[Dataset records]

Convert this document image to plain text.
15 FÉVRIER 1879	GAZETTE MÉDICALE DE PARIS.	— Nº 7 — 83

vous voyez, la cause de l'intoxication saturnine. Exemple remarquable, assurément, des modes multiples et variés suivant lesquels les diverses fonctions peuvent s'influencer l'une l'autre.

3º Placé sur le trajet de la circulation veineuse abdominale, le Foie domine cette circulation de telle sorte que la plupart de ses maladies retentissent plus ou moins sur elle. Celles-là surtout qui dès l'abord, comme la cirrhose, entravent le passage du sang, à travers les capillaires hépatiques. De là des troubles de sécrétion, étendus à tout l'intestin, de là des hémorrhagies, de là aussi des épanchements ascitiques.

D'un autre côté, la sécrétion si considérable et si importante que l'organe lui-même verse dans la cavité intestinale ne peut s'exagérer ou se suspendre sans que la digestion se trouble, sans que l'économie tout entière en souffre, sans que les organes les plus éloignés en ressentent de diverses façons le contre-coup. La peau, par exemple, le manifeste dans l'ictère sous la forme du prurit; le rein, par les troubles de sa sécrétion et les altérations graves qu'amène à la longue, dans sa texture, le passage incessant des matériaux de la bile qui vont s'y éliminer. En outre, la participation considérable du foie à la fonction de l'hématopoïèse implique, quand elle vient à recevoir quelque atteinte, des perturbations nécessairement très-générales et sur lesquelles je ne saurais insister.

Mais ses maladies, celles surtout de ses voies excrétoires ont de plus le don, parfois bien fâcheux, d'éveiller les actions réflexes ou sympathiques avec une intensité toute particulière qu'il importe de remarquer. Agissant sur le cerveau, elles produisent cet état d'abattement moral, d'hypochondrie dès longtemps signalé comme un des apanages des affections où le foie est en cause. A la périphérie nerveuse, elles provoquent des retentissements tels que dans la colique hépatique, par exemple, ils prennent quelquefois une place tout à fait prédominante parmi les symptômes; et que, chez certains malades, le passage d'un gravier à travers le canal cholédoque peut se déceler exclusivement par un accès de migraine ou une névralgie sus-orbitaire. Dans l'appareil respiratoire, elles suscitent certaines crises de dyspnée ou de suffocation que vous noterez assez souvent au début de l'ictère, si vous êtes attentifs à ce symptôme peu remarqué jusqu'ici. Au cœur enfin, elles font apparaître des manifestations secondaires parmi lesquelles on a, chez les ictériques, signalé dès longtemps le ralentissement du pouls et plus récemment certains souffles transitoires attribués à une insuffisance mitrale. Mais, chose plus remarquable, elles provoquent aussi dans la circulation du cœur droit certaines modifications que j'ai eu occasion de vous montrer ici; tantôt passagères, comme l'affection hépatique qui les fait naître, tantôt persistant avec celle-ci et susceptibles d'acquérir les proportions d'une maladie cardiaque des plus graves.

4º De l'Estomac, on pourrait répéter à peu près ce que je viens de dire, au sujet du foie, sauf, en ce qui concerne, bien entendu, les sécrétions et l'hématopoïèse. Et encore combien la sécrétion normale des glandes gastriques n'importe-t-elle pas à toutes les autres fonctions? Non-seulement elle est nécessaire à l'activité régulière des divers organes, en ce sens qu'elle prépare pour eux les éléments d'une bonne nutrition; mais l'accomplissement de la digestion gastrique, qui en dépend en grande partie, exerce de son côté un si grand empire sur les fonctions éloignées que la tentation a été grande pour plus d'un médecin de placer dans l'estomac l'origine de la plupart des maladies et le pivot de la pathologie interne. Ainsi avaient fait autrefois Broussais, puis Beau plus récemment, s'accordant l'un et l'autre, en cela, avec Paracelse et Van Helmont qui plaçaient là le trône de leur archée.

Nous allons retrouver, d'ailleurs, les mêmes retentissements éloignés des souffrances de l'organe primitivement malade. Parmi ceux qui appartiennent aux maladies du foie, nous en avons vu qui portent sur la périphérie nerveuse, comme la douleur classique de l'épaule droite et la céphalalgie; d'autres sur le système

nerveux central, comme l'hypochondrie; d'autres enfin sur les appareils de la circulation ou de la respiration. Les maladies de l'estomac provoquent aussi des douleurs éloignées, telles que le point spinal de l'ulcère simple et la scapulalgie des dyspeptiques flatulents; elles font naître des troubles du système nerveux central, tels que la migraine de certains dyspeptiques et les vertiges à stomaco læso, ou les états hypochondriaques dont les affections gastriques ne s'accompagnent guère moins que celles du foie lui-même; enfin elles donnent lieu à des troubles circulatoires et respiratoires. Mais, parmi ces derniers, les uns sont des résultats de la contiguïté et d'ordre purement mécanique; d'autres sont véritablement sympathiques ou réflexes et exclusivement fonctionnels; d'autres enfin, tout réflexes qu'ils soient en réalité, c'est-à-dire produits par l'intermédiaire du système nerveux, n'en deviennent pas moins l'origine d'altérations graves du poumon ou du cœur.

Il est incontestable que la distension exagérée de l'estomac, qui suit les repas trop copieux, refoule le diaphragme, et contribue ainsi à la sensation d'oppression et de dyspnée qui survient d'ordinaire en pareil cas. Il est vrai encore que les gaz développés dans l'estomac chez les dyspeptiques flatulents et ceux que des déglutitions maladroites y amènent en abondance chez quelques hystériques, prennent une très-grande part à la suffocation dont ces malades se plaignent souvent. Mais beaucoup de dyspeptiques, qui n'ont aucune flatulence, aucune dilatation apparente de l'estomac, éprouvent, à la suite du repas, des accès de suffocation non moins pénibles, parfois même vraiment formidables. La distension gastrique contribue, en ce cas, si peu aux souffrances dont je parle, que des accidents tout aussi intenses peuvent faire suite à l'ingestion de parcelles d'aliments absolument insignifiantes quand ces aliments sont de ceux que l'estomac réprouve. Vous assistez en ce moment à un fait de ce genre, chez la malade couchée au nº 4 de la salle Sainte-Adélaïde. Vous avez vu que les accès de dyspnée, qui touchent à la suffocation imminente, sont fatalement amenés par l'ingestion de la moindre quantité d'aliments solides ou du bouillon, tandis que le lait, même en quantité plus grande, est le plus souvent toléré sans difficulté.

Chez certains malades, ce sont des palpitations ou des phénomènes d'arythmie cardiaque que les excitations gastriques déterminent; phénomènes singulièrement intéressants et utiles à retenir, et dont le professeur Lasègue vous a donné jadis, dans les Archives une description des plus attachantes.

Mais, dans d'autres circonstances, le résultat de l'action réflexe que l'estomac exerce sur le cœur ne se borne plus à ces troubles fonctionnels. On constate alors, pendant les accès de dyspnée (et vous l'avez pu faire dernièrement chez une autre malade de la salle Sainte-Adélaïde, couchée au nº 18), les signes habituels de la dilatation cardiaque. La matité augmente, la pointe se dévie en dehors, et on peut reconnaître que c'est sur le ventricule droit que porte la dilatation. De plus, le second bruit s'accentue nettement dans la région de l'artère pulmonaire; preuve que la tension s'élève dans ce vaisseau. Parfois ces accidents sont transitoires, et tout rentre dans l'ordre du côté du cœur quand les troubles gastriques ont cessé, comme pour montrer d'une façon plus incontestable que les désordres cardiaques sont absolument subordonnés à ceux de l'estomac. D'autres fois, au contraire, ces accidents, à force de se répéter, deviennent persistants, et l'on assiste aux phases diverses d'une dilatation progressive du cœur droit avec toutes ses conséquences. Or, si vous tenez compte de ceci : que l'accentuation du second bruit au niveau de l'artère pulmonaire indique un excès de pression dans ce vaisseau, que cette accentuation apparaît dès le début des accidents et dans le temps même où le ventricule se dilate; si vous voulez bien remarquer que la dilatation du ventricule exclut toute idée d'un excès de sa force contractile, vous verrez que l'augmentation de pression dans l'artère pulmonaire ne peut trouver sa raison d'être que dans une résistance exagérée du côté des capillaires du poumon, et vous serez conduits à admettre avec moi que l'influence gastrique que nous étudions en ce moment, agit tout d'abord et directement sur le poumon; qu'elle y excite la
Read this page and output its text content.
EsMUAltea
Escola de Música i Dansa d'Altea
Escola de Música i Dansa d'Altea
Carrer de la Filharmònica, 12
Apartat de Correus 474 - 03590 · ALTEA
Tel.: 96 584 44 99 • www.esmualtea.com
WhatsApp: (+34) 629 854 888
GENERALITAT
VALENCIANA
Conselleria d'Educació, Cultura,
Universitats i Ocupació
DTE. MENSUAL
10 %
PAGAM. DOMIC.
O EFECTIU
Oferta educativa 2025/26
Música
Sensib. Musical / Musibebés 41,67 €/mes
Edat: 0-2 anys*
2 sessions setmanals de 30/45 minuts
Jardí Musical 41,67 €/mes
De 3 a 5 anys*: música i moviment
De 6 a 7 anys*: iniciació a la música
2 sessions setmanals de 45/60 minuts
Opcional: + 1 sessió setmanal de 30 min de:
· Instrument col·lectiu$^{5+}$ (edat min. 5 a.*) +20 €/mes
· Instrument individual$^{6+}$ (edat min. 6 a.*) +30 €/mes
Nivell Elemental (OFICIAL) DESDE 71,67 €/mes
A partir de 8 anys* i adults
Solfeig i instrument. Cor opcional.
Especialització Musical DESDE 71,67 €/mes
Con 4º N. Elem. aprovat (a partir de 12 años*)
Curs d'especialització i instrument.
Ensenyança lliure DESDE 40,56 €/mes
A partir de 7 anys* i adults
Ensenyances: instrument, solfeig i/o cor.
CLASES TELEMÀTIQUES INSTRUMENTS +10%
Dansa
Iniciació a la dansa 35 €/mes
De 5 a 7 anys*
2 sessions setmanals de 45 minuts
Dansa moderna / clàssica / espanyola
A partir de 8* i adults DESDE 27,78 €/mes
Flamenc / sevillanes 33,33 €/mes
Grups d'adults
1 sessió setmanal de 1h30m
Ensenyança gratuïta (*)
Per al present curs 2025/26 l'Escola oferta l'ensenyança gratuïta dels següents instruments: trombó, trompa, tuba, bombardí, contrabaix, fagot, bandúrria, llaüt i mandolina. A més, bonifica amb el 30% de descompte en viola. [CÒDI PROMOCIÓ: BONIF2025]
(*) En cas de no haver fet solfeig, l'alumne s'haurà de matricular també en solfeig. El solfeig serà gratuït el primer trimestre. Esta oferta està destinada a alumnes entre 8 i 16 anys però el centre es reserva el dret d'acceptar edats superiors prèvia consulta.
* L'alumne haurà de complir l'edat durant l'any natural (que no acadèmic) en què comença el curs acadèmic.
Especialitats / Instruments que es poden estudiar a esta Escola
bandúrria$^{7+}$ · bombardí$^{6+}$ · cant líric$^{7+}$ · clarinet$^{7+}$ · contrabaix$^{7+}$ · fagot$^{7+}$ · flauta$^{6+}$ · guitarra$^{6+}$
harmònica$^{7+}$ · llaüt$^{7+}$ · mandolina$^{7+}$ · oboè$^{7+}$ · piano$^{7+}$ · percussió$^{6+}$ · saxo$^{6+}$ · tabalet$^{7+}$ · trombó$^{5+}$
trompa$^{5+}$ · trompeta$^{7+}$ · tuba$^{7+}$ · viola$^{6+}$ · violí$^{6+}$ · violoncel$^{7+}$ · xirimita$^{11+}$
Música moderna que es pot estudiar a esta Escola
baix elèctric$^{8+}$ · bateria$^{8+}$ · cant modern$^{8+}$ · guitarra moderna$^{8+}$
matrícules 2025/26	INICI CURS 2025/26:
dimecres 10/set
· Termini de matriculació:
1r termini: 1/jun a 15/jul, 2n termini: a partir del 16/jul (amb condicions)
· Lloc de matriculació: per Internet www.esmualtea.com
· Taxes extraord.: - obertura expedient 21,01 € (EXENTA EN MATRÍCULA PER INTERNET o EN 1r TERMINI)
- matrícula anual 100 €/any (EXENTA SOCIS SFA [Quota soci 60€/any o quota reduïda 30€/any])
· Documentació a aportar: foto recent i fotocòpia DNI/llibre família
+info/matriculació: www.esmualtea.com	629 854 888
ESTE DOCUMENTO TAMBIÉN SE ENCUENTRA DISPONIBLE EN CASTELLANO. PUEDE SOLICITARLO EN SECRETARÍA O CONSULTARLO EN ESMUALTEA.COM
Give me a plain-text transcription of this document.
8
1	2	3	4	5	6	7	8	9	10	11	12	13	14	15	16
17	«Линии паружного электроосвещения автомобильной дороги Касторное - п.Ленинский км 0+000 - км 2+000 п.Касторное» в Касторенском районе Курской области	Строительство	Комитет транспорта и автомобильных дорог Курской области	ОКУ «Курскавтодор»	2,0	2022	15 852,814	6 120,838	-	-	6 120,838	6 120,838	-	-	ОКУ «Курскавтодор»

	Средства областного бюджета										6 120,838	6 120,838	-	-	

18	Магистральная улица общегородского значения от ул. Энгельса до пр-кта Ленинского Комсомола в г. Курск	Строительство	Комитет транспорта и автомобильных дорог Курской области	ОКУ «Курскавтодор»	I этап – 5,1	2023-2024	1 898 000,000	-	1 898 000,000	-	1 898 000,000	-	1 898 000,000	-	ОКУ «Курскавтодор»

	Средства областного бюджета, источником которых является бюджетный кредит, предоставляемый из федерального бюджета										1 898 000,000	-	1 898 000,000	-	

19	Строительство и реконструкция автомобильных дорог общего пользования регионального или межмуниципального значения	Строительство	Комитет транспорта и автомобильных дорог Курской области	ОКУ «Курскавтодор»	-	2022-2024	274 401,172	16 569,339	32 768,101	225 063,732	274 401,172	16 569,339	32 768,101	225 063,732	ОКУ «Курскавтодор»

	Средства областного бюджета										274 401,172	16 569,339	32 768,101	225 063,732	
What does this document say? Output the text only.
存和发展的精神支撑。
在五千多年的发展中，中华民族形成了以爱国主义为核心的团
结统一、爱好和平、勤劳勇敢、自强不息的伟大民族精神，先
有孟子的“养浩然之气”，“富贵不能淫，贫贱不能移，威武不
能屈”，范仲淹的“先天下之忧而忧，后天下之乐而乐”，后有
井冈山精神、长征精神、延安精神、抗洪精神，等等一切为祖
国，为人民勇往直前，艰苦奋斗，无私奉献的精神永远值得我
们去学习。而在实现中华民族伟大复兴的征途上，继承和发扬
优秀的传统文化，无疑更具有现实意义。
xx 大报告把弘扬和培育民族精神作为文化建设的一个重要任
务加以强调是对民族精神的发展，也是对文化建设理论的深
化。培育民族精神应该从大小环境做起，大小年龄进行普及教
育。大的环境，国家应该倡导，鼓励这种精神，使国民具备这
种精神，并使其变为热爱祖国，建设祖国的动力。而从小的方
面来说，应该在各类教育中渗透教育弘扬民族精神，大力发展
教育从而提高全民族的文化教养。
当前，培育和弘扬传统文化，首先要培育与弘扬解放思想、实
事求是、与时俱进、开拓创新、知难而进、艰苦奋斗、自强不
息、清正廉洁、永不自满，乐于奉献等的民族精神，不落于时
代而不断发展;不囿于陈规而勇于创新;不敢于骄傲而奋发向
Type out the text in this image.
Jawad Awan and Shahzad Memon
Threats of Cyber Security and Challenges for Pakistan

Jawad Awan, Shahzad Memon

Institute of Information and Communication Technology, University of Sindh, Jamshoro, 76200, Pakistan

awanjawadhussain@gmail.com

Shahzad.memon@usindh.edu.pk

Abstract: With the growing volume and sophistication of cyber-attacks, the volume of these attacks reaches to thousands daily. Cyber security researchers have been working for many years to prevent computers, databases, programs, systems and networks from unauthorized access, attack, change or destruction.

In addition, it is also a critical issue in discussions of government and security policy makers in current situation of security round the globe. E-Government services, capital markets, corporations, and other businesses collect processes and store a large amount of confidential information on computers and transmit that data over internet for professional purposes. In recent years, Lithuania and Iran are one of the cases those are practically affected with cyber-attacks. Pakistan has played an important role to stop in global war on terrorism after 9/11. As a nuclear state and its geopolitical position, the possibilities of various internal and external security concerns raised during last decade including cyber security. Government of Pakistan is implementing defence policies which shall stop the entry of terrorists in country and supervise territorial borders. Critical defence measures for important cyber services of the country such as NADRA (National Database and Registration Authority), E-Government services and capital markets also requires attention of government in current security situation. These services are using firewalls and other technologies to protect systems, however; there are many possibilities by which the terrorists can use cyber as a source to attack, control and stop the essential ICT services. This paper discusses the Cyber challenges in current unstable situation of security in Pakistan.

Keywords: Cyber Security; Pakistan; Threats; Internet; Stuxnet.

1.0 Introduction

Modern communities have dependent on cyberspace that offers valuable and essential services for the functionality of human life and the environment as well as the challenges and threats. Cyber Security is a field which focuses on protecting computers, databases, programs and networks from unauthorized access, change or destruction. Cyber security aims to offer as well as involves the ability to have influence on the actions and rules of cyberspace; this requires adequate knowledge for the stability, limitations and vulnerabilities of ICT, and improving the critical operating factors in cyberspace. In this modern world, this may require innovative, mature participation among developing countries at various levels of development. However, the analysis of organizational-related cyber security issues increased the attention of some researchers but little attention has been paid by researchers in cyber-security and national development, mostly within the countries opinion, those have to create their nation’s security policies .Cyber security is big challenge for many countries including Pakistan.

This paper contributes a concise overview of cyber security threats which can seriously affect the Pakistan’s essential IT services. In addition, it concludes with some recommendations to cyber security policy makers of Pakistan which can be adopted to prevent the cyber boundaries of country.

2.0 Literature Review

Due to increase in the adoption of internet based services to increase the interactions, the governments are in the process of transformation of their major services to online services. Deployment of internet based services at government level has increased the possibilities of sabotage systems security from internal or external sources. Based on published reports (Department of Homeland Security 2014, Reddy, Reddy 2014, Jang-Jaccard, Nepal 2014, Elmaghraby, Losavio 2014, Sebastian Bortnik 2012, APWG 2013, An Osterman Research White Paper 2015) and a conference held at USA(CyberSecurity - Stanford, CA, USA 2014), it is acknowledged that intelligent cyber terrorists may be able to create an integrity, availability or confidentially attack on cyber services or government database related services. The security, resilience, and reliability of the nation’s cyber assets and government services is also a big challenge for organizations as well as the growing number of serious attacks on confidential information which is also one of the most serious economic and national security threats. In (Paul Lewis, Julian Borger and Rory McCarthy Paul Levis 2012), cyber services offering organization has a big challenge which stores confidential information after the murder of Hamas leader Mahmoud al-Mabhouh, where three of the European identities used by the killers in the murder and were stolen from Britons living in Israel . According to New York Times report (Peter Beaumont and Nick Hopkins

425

**Request**
Report all lines of the data above that include the string "gratuïta".

**Solution for this exercise**
Ensenyança gratuïta (*)
Per al present curs 2025/26 l'Escola oferta l'ensenyança gratuïta dels següents instruments: trombó, trompa, tuba, bombardí, contrabaix, fagot, bandúrria, llaüt i mandolina. A més, bonifica amb el 30% de descompte en viola. [CÒDI PROMOCIÓ: BONIF2025]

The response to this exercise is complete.